**Extracted records**.
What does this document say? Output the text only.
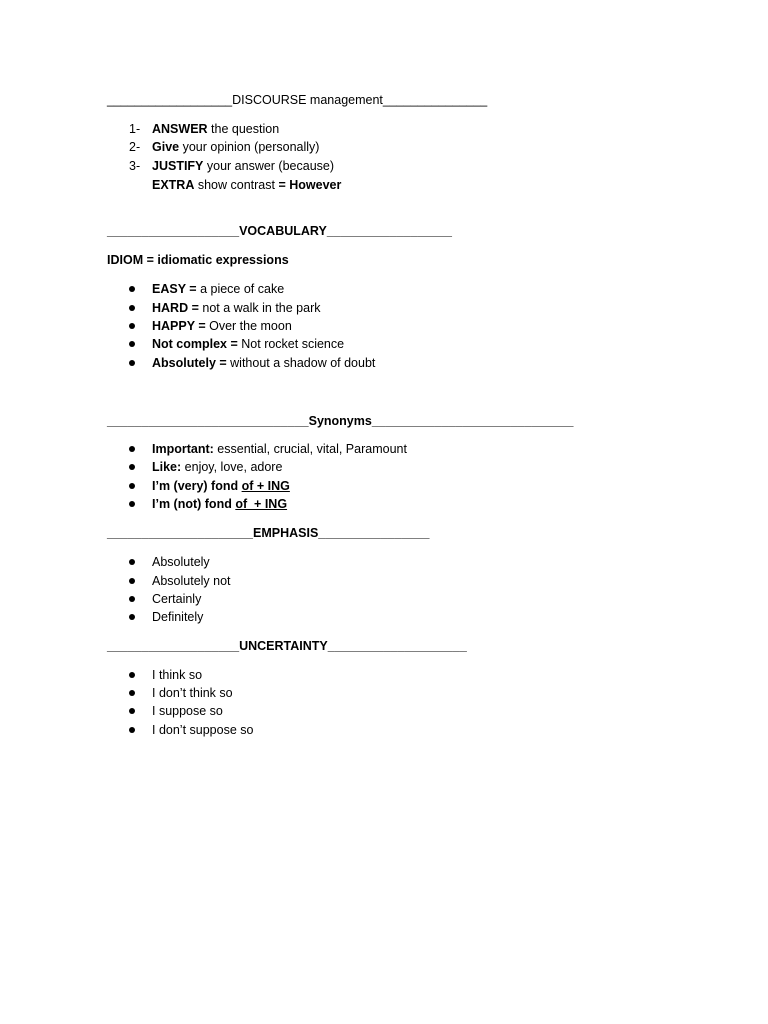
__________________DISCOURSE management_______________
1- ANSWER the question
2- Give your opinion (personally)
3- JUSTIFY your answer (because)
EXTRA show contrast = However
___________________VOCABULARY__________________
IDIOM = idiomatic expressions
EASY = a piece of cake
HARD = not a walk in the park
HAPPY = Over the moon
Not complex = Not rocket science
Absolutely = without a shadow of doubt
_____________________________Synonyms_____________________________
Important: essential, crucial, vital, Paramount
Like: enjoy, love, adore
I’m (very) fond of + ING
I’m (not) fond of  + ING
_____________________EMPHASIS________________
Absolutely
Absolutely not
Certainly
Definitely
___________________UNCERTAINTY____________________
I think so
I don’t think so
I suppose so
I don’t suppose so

...

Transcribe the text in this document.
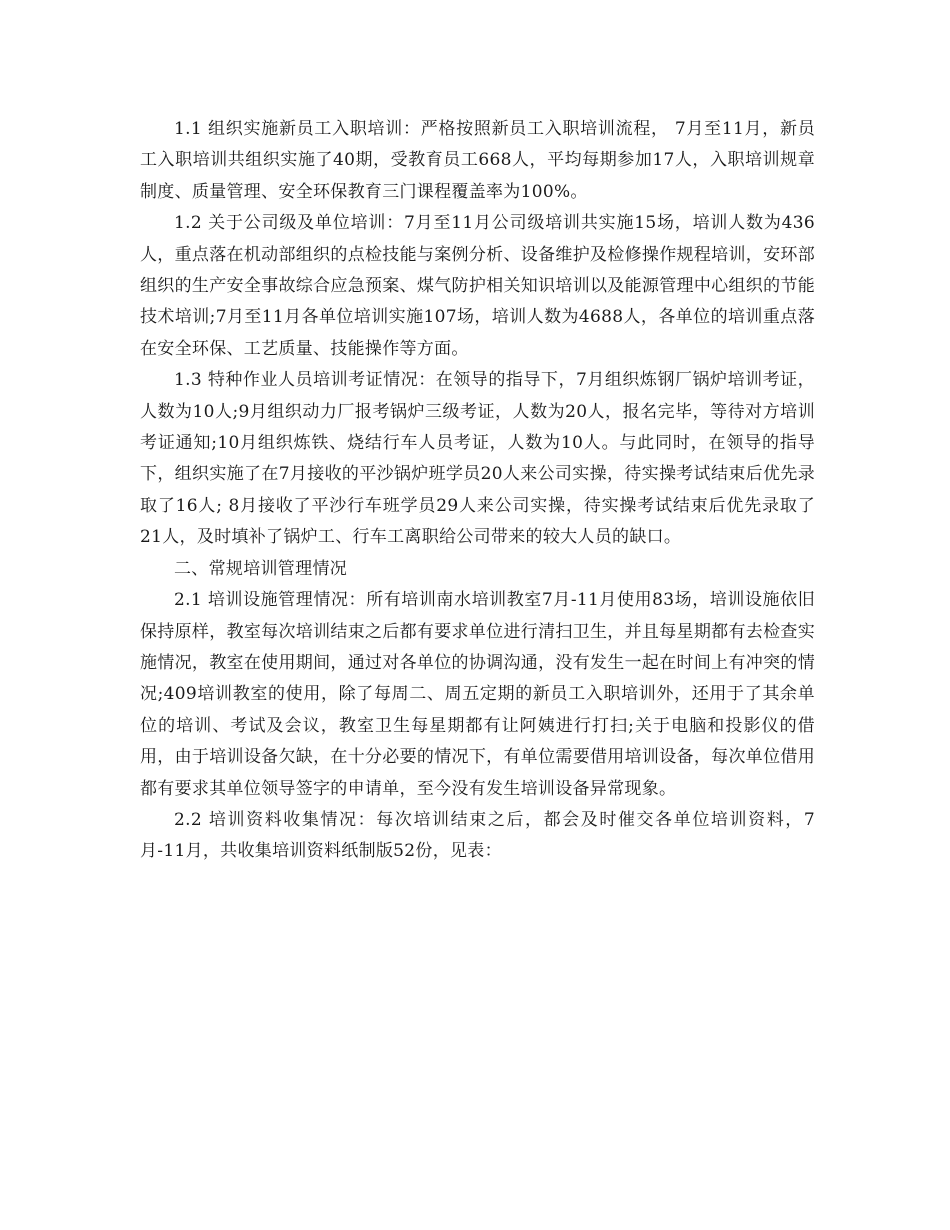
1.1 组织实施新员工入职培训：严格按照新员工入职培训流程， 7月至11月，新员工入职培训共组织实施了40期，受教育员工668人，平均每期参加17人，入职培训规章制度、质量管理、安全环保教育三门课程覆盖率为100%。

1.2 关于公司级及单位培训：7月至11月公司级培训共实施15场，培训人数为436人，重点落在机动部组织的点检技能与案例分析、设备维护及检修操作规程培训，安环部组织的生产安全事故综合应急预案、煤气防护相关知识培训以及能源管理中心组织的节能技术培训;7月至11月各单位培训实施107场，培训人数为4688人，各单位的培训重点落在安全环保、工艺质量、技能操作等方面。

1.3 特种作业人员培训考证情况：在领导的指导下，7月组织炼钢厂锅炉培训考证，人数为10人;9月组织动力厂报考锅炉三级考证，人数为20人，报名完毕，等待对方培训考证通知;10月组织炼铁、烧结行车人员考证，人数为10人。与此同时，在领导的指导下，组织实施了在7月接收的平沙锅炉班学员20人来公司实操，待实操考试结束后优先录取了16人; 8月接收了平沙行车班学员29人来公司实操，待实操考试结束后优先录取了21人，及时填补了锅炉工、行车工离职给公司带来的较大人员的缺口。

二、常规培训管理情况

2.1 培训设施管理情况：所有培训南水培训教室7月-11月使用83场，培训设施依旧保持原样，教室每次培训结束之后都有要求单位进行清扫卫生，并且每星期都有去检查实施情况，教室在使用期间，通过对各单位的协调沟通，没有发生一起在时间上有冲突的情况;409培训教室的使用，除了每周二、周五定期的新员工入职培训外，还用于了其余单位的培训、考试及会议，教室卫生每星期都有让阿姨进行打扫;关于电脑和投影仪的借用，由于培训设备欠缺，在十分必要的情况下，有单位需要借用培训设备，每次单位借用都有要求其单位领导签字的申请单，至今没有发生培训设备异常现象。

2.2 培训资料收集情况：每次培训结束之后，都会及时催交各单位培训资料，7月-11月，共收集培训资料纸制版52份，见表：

**Exercise requirements**. Select the lines in this material that hold the word "your", leaving none out.

**Solution to the exercise**.
2- Give your opinion (personally)
3- JUSTIFY your answer (because)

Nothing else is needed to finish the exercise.